DATA SHOWN –

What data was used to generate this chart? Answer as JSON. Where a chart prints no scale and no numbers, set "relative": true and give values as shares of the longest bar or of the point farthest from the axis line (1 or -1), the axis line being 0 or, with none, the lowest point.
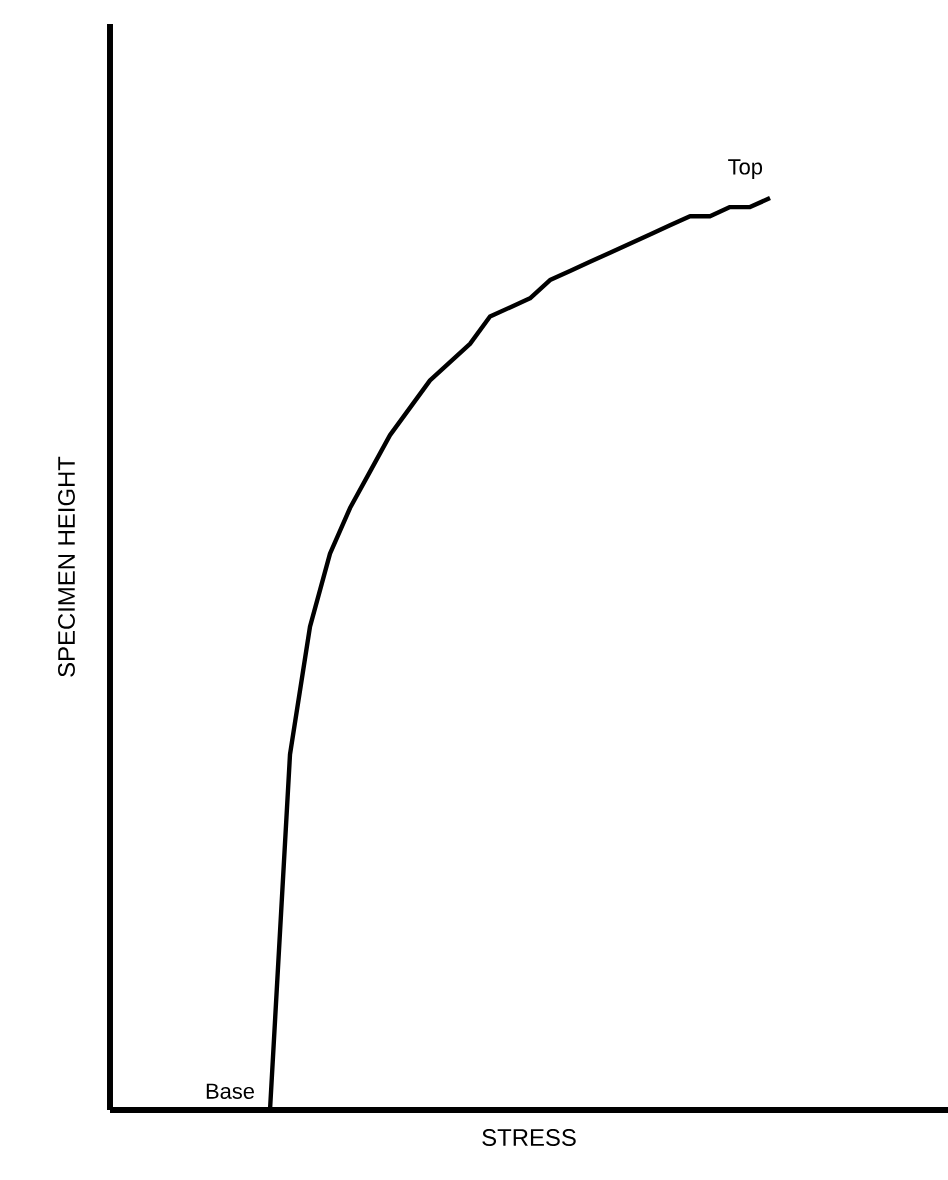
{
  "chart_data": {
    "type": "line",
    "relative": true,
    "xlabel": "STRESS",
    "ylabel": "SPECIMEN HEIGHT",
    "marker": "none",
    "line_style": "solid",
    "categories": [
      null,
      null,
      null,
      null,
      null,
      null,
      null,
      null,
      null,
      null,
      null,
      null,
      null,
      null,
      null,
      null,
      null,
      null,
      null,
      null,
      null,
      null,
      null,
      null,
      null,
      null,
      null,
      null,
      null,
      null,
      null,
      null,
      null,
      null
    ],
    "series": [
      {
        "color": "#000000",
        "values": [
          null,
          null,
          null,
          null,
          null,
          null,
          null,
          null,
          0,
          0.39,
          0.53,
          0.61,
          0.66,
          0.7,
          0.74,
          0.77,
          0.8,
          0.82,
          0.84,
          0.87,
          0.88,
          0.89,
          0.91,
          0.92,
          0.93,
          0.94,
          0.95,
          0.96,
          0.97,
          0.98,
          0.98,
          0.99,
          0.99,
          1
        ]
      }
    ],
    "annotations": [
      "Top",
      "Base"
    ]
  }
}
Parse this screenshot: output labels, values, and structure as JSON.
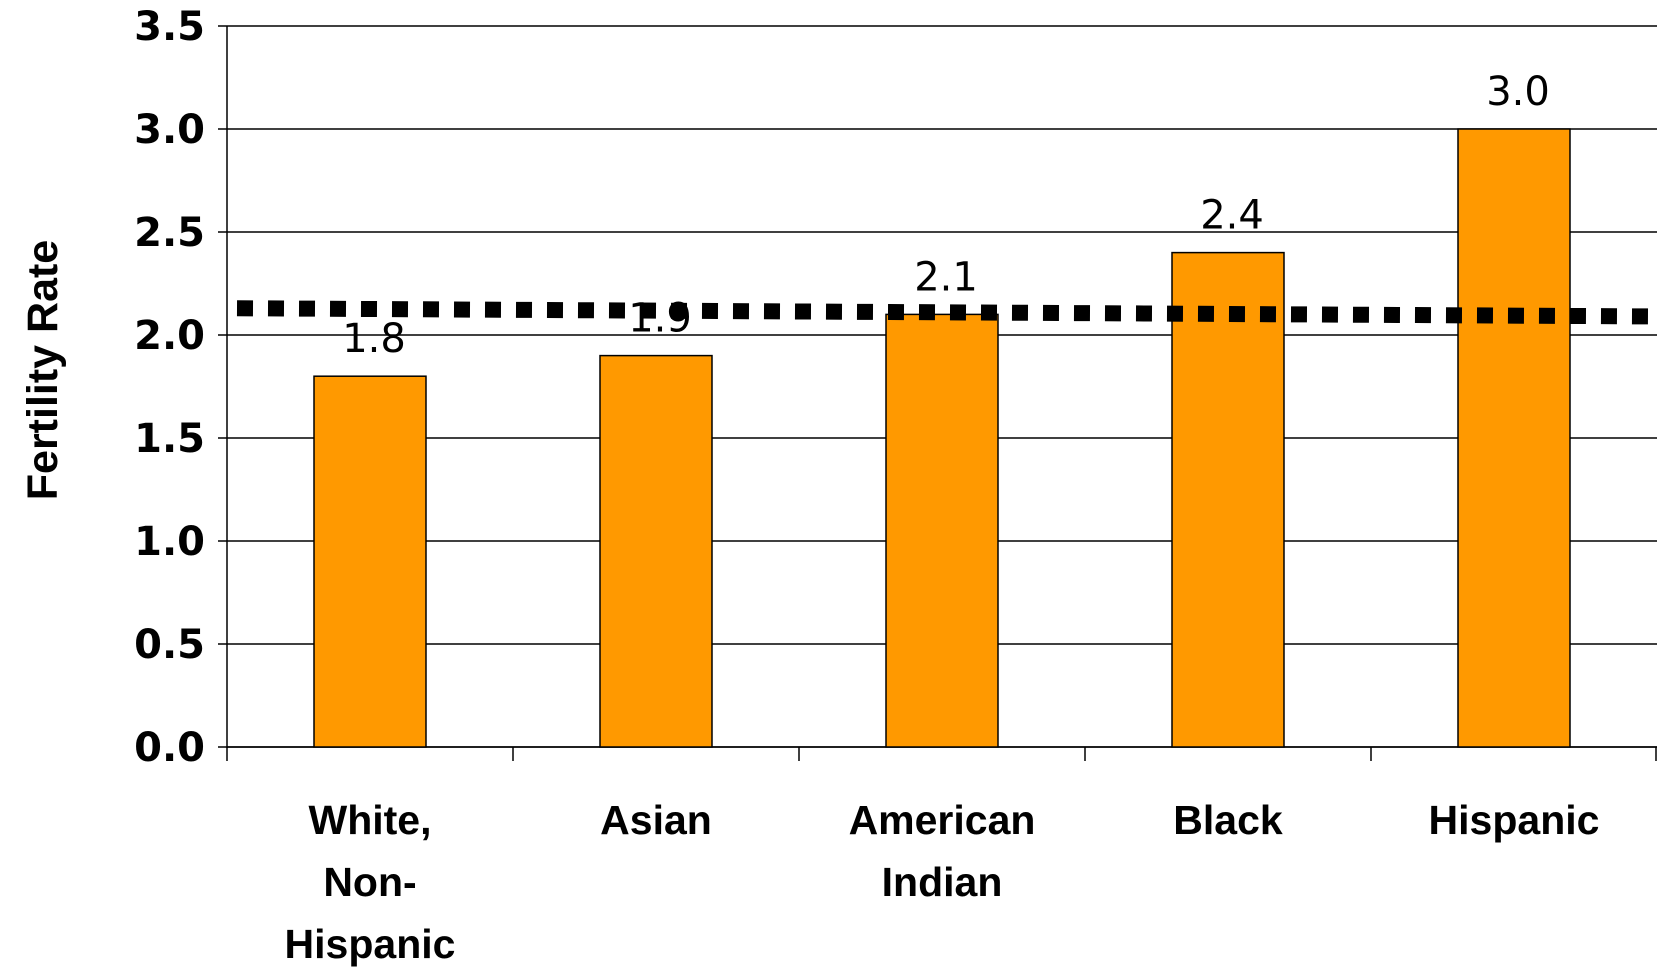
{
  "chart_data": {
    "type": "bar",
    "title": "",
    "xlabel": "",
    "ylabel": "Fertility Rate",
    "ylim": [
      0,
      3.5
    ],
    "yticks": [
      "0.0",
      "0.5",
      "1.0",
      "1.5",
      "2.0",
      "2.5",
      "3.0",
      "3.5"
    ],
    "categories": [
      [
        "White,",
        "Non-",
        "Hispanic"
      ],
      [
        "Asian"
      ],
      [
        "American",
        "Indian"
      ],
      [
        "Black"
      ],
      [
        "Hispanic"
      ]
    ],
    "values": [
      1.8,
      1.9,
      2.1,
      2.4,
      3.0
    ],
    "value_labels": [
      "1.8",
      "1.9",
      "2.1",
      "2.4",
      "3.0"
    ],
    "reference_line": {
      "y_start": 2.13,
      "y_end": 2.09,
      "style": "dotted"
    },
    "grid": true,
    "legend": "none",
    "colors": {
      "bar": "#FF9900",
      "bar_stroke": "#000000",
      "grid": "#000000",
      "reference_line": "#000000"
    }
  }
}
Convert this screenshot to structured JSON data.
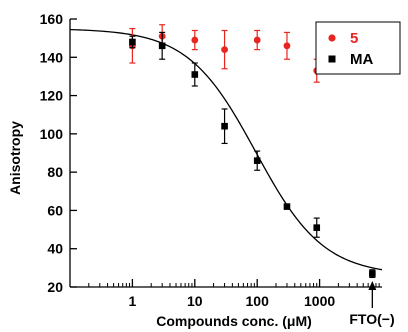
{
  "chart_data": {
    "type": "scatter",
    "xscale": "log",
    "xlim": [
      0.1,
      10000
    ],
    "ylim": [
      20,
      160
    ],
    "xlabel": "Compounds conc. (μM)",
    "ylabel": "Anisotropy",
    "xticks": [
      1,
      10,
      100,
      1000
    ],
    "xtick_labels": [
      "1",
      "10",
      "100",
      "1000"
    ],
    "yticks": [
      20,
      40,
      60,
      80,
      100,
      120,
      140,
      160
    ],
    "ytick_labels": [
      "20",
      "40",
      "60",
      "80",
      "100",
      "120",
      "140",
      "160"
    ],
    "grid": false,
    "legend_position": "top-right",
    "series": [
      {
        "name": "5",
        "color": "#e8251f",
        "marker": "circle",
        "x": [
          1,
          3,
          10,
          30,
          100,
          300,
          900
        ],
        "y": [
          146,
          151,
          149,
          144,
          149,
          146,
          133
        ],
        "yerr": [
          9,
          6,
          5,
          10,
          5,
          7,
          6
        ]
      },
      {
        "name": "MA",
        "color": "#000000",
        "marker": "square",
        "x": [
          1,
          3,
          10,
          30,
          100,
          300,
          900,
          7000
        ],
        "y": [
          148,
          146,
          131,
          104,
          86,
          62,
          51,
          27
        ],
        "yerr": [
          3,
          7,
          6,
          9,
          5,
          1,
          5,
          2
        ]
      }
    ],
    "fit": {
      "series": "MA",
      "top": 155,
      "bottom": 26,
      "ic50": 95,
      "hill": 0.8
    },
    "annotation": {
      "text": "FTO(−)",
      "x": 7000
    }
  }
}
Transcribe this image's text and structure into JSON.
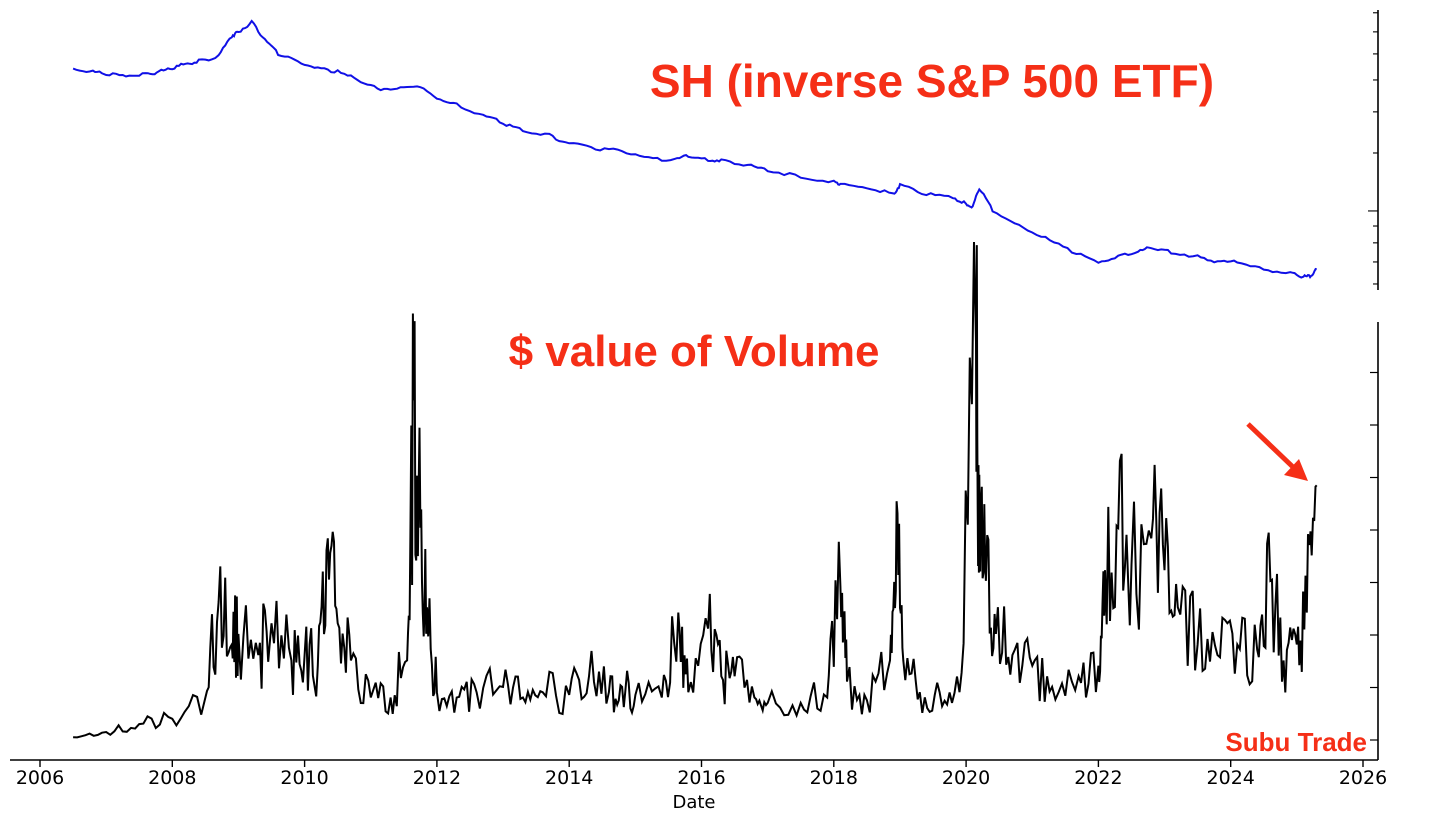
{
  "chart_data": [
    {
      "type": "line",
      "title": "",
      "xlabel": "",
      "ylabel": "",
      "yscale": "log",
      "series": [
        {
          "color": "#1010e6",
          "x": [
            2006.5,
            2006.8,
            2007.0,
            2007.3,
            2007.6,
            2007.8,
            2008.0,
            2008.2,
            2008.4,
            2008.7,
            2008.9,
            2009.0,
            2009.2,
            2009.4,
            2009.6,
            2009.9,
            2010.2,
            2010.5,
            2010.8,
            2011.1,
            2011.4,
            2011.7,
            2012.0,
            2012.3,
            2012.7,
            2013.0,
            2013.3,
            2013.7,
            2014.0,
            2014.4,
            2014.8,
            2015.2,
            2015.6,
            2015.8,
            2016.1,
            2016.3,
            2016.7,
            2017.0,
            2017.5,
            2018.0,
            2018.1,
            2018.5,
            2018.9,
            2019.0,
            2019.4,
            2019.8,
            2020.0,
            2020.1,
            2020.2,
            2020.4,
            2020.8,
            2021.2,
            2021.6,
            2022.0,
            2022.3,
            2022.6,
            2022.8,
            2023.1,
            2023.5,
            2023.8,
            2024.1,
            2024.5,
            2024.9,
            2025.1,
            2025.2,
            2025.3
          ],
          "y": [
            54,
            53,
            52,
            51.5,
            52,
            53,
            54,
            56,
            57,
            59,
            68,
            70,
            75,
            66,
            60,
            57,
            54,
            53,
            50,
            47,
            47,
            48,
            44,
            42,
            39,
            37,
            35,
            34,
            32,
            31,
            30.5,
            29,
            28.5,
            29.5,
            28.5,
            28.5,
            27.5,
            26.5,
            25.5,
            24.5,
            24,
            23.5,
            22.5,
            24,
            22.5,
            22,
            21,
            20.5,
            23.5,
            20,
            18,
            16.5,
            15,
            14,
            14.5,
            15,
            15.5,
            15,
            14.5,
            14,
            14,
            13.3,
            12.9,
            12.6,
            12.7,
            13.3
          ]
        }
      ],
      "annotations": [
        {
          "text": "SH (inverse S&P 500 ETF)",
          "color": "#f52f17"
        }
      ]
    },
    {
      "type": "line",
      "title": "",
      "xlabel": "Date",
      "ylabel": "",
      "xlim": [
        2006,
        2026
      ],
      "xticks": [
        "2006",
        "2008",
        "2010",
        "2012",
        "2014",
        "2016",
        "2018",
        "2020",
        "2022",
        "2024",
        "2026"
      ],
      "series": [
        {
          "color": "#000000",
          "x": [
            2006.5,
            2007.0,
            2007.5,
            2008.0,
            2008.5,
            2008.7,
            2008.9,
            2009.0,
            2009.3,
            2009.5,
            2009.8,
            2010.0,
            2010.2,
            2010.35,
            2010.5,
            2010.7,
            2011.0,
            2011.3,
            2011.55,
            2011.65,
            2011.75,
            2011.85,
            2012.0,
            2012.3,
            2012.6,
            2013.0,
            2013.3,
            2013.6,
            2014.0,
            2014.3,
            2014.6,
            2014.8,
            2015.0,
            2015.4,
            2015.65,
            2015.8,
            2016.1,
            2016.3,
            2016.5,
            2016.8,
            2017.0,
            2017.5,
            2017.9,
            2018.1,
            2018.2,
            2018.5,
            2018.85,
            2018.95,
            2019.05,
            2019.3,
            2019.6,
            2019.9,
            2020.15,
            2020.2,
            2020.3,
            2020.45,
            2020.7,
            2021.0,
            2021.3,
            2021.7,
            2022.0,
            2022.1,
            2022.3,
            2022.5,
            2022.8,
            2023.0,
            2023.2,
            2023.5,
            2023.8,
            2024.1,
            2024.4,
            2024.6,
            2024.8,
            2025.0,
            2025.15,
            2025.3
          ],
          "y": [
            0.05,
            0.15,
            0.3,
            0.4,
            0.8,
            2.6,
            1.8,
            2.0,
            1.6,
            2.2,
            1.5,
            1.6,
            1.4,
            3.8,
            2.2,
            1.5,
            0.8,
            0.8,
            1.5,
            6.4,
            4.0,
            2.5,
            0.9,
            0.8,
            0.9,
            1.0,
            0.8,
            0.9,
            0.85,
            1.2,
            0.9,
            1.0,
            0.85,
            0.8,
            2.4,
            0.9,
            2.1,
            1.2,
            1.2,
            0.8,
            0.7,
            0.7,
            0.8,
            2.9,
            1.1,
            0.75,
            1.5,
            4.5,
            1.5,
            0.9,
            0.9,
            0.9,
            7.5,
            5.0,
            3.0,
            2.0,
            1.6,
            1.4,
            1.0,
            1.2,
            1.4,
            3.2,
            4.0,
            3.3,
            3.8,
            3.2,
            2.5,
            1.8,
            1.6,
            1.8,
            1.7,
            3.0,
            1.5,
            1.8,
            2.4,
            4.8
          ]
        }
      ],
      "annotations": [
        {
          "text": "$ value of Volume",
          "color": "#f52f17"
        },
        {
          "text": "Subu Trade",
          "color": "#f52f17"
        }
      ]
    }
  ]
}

STATED PROBLEM – Scan the lines for the string "screenshot". Pick out every line that has it.

THE ANSWER –
Parse this screenshot: output labels, values, and structure as JSON.
Convert this screenshot to structured JSON data.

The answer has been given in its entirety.